§ Record extracts:
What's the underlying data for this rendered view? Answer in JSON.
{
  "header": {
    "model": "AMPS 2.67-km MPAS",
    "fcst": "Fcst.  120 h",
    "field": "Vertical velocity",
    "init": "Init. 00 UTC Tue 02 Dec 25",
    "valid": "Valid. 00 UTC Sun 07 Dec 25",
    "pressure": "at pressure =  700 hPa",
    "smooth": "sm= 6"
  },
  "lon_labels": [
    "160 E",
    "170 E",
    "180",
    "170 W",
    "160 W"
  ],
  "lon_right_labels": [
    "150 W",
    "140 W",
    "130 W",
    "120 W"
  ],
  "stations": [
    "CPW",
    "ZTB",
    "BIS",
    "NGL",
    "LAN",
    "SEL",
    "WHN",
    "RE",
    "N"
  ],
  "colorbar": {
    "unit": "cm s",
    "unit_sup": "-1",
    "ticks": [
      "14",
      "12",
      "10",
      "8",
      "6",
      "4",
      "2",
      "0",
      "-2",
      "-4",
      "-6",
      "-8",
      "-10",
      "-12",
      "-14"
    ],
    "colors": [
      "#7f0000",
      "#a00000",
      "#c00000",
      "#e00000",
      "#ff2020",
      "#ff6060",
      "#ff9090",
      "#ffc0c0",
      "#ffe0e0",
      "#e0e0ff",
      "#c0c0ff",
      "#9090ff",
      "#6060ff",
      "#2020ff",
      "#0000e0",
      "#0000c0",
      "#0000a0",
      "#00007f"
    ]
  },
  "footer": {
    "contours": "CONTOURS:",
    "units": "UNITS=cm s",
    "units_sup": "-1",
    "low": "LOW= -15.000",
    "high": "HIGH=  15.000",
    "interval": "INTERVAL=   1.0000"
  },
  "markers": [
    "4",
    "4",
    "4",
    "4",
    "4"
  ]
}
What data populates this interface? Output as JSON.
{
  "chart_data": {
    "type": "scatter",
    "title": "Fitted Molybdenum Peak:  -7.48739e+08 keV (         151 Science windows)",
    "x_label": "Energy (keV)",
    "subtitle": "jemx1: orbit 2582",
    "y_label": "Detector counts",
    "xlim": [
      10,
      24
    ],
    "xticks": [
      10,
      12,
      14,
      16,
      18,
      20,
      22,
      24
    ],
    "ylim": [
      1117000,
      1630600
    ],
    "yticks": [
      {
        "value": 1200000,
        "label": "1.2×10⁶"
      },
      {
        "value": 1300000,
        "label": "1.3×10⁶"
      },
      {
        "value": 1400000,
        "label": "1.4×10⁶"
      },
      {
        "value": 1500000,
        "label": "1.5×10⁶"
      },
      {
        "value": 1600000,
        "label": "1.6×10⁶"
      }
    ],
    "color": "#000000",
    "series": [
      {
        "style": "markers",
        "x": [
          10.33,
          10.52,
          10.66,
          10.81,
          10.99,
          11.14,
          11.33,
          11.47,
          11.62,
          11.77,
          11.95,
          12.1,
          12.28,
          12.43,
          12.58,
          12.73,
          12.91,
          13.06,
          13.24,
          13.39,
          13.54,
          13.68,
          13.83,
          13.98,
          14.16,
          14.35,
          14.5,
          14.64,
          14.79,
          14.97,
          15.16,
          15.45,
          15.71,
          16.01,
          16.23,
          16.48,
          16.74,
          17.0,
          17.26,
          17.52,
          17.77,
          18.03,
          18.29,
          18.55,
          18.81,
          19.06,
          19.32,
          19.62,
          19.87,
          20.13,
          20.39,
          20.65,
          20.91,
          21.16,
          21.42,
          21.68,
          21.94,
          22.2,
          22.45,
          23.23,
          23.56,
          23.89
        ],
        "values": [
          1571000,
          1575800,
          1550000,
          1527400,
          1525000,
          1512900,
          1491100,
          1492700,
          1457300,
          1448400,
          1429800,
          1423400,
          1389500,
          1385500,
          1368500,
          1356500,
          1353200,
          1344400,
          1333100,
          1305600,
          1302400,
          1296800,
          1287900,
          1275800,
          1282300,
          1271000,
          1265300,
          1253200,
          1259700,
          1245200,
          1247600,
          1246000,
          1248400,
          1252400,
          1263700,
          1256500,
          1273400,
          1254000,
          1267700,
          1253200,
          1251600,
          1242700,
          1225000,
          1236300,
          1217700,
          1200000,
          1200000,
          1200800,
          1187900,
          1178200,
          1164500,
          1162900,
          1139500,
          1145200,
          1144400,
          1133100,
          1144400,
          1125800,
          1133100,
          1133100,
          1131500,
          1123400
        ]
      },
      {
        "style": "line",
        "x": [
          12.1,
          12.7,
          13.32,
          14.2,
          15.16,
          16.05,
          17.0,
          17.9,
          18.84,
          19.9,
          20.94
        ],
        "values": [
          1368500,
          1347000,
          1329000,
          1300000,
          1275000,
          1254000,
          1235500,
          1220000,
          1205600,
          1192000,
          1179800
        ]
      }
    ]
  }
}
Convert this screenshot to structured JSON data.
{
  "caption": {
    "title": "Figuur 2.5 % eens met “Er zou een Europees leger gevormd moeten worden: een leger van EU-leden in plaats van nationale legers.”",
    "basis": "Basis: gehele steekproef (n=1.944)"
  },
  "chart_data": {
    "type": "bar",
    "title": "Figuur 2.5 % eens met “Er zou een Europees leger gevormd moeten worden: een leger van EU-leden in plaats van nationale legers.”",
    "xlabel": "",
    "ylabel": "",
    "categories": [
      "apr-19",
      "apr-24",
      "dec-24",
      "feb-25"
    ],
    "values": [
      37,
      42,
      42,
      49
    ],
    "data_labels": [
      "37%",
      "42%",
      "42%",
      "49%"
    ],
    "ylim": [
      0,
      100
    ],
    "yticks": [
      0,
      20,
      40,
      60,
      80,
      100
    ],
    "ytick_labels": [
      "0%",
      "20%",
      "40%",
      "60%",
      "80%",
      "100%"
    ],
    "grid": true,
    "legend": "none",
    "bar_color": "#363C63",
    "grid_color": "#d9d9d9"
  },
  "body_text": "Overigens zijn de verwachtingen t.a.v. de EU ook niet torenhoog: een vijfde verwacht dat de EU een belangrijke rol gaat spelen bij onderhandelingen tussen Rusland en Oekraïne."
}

§ Short exercise: Each line must be given again exactly as written above.

§ Solution to this task:
What's the underlying data for this rendered view? Answer in JSON.
{
  "header": {
    "model": "AMPS 2.67-km MPAS",
    "fcst": "Fcst.  120 h",
    "field": "Vertical velocity",
    "init": "Init. 00 UTC Tue 02 Dec 25",
    "valid": "Valid. 00 UTC Sun 07 Dec 25",
    "pressure": "at pressure =  700 hPa",
    "smooth": "sm= 6"
  },
  "lon_labels": [
    "160 E",
    "170 E",
    "180",
    "170 W",
    "160 W"
  ],
  "lon_right_labels": [
    "150 W",
    "140 W",
    "130 W",
    "120 W"
  ],
  "stations": [
    "CPW",
    "ZTB",
    "BIS",
    "NGL",
    "LAN",
    "SEL",
    "WHN",
    "RE",
    "N"
  ],
  "colorbar": {
    "unit": "cm s",
    "unit_sup": "-1",
    "ticks": [
      "14",
      "12",
      "10",
      "8",
      "6",
      "4",
      "2",
      "0",
      "-2",
      "-4",
      "-6",
      "-8",
      "-10",
      "-12",
      "-14"
    ],
    "colors": [
      "#7f0000",
      "#a00000",
      "#c00000",
      "#e00000",
      "#ff2020",
      "#ff6060",
      "#ff9090",
      "#ffc0c0",
      "#ffe0e0",
      "#e0e0ff",
      "#c0c0ff",
      "#9090ff",
      "#6060ff",
      "#2020ff",
      "#0000e0",
      "#0000c0",
      "#0000a0",
      "#00007f"
    ]
  },
  "footer": {
    "contours": "CONTOURS:",
    "units": "UNITS=cm s",
    "units_sup": "-1",
    "low": "LOW= -15.000",
    "high": "HIGH=  15.000",
    "interval": "INTERVAL=   1.0000"
  },
  "markers": [
    "4",
    "4",
    "4",
    "4",
    "4"
  ]
}
What data populates this interface? Output as JSON.
{
  "chart_data": {
    "type": "scatter",
    "title": "Fitted Molybdenum Peak:  -7.48739e+08 keV (         151 Science windows)",
    "x_label": "Energy (keV)",
    "subtitle": "jemx1: orbit 2582",
    "y_label": "Detector counts",
    "xlim": [
      10,
      24
    ],
    "xticks": [
      10,
      12,
      14,
      16,
      18,
      20,
      22,
      24
    ],
    "ylim": [
      1117000,
      1630600
    ],
    "yticks": [
      {
        "value": 1200000,
        "label": "1.2×10⁶"
      },
      {
        "value": 1300000,
        "label": "1.3×10⁶"
      },
      {
        "value": 1400000,
        "label": "1.4×10⁶"
      },
      {
        "value": 1500000,
        "label": "1.5×10⁶"
      },
      {
        "value": 1600000,
        "label": "1.6×10⁶"
      }
    ],
    "color": "#000000",
    "series": [
      {
        "style": "markers",
        "x": [
          10.33,
          10.52,
          10.66,
          10.81,
          10.99,
          11.14,
          11.33,
          11.47,
          11.62,
          11.77,
          11.95,
          12.1,
          12.28,
          12.43,
          12.58,
          12.73,
          12.91,
          13.06,
          13.24,
          13.39,
          13.54,
          13.68,
          13.83,
          13.98,
          14.16,
          14.35,
          14.5,
          14.64,
          14.79,
          14.97,
          15.16,
          15.45,
          15.71,
          16.01,
          16.23,
          16.48,
          16.74,
          17.0,
          17.26,
          17.52,
          17.77,
          18.03,
          18.29,
          18.55,
          18.81,
          19.06,
          19.32,
          19.62,
          19.87,
          20.13,
          20.39,
          20.65,
          20.91,
          21.16,
          21.42,
          21.68,
          21.94,
          22.2,
          22.45,
          23.23,
          23.56,
          23.89
        ],
        "values": [
          1571000,
          1575800,
          1550000,
          1527400,
          1525000,
          1512900,
          1491100,
          1492700,
          1457300,
          1448400,
          1429800,
          1423400,
          1389500,
          1385500,
          1368500,
          1356500,
          1353200,
          1344400,
          1333100,
          1305600,
          1302400,
          1296800,
          1287900,
          1275800,
          1282300,
          1271000,
          1265300,
          1253200,
          1259700,
          1245200,
          1247600,
          1246000,
          1248400,
          1252400,
          1263700,
          1256500,
          1273400,
          1254000,
          1267700,
          1253200,
          1251600,
          1242700,
          1225000,
          1236300,
          1217700,
          1200000,
          1200000,
          1200800,
          1187900,
          1178200,
          1164500,
          1162900,
          1139500,
          1145200,
          1144400,
          1133100,
          1144400,
          1125800,
          1133100,
          1133100,
          1131500,
          1123400
        ]
      },
      {
        "style": "line",
        "x": [
          12.1,
          12.7,
          13.32,
          14.2,
          15.16,
          16.05,
          17.0,
          17.9,
          18.84,
          19.9,
          20.94
        ],
        "values": [
          1368500,
          1347000,
          1329000,
          1300000,
          1275000,
          1254000,
          1235500,
          1220000,
          1205600,
          1192000,
          1179800
        ]
      }
    ]
  }
}
Convert this screenshot to structured JSON data.
{
  "caption": {
    "title": "Figuur 2.5 % eens met “Er zou een Europees leger gevormd moeten worden: een leger van EU-leden in plaats van nationale legers.”",
    "basis": "Basis: gehele steekproef (n=1.944)"
  },
  "chart_data": {
    "type": "bar",
    "title": "Figuur 2.5 % eens met “Er zou een Europees leger gevormd moeten worden: een leger van EU-leden in plaats van nationale legers.”",
    "xlabel": "",
    "ylabel": "",
    "categories": [
      "apr-19",
      "apr-24",
      "dec-24",
      "feb-25"
    ],
    "values": [
      37,
      42,
      42,
      49
    ],
    "data_labels": [
      "37%",
      "42%",
      "42%",
      "49%"
    ],
    "ylim": [
      0,
      100
    ],
    "yticks": [
      0,
      20,
      40,
      60,
      80,
      100
    ],
    "ytick_labels": [
      "0%",
      "20%",
      "40%",
      "60%",
      "80%",
      "100%"
    ],
    "grid": true,
    "legend": "none",
    "bar_color": "#363C63",
    "grid_color": "#d9d9d9"
  },
  "body_text": "Overigens zijn de verwachtingen t.a.v. de EU ook niet torenhoog: een vijfde verwacht dat de EU een belangrijke rol gaat spelen bij onderhandelingen tussen Rusland en Oekraïne."
}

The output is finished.